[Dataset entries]

*-*-*

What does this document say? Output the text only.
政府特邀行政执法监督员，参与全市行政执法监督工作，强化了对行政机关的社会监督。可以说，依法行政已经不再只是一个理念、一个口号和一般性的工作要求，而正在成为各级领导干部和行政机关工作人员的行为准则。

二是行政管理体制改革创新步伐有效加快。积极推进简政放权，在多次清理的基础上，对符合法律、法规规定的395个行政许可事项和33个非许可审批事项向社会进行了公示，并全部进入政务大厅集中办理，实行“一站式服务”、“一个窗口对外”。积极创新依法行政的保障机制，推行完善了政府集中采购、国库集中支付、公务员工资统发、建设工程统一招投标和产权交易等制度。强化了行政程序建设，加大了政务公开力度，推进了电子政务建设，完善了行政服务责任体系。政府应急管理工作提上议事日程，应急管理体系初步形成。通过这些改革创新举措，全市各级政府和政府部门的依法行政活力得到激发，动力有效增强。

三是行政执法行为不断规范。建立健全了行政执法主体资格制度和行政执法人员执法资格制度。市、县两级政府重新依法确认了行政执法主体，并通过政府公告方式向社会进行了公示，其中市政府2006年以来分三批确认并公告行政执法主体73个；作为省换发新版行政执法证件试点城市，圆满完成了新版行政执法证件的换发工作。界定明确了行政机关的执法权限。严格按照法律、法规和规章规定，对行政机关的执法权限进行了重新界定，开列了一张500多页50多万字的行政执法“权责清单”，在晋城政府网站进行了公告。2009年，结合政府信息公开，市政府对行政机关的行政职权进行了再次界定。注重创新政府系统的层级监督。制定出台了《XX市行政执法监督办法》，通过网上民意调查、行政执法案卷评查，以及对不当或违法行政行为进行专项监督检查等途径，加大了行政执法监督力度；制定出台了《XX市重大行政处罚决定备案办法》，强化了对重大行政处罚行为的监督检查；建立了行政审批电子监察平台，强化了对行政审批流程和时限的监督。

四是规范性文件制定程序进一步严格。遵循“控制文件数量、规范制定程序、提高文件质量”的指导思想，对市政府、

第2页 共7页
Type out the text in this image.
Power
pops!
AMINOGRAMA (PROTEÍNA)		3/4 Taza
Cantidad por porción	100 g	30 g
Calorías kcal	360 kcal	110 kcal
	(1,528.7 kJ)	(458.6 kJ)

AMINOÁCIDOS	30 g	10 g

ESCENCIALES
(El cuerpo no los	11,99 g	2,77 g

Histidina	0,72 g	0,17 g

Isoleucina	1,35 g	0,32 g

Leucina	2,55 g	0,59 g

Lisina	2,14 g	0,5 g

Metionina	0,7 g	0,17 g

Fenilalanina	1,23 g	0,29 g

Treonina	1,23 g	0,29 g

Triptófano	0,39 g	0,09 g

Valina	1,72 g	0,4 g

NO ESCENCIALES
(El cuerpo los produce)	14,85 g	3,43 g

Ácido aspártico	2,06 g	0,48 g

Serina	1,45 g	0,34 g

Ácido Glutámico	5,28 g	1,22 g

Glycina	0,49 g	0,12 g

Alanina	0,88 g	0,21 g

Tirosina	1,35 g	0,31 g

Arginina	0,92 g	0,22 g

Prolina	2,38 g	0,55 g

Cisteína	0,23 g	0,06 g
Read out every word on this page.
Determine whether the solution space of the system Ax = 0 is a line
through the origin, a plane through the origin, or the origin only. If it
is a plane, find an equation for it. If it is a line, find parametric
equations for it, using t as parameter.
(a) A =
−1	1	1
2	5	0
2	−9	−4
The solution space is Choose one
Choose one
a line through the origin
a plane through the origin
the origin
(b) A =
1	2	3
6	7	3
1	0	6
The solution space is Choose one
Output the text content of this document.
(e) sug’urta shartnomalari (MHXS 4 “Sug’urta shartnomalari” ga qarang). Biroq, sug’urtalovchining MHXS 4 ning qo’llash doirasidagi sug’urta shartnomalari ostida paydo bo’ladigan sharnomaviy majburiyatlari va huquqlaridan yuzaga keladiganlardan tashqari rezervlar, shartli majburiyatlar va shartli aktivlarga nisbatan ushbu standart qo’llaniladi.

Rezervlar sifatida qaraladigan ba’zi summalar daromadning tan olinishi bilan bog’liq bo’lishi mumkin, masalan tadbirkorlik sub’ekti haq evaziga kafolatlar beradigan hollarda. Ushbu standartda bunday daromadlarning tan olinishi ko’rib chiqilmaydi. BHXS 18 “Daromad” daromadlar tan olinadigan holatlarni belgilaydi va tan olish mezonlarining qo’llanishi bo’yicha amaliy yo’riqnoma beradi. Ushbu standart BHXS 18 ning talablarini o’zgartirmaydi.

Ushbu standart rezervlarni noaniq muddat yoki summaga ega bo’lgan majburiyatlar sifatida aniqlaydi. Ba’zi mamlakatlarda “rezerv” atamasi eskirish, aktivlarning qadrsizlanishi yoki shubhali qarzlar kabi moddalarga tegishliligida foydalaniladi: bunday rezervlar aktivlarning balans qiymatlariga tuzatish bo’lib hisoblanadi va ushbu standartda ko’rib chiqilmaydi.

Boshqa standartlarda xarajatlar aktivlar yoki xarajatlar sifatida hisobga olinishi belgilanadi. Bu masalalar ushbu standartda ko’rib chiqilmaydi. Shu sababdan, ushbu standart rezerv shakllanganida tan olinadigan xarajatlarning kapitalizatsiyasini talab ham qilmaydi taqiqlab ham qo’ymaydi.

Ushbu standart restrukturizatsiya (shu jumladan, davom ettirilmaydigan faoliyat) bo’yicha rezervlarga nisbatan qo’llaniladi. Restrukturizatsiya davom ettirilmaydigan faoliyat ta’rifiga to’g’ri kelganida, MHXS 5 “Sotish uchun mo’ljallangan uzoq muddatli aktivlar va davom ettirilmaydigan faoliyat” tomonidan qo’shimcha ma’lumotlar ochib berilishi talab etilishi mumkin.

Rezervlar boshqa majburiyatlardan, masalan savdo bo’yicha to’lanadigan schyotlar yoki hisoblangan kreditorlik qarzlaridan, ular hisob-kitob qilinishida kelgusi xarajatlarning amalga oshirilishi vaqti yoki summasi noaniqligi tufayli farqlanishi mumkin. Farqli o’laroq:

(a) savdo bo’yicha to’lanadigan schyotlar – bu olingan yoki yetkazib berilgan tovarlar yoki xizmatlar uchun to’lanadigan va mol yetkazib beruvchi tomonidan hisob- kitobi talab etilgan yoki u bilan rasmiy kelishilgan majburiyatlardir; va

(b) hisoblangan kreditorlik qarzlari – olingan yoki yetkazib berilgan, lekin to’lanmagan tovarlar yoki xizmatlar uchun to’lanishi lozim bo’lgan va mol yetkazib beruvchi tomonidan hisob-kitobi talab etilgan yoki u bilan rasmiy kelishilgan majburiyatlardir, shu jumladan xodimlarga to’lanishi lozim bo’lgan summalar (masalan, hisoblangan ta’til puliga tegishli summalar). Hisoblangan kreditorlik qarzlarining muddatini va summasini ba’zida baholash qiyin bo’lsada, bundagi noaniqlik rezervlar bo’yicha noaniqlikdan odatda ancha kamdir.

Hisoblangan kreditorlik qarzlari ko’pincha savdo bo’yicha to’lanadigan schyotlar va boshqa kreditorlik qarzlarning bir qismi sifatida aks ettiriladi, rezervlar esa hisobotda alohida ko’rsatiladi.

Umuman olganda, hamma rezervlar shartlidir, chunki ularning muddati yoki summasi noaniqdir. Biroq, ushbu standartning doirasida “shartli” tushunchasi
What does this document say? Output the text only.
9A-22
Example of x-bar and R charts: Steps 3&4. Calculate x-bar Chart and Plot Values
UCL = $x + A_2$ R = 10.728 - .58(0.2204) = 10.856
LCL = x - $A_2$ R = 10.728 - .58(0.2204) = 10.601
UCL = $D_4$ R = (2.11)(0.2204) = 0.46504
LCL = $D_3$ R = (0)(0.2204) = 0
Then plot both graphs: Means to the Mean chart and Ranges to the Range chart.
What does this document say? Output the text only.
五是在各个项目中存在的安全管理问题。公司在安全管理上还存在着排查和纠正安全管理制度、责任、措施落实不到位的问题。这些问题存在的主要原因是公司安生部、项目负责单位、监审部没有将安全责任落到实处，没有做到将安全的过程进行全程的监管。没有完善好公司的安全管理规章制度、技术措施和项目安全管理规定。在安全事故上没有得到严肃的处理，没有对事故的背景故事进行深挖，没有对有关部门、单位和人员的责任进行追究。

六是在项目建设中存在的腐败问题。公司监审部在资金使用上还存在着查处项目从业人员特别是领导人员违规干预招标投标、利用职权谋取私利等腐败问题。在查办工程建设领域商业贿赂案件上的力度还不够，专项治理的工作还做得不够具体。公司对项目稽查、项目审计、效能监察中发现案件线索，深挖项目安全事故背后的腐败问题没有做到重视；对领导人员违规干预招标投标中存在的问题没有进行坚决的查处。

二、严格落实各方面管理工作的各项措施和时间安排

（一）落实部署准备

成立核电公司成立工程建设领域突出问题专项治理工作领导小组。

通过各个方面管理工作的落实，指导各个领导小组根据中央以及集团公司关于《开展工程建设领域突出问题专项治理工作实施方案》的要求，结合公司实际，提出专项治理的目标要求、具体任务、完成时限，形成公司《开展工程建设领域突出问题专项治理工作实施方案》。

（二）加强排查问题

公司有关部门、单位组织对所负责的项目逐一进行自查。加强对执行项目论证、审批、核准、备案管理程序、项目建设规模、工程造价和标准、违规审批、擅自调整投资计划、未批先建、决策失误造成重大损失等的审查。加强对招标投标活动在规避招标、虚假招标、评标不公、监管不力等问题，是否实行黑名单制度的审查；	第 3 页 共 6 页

*-*-*

Extract each line from the entries above that contains the string "origin".

through the origin, a plane through the origin, or the origin only. If it
a line through the origin
a plane through the origin
the origin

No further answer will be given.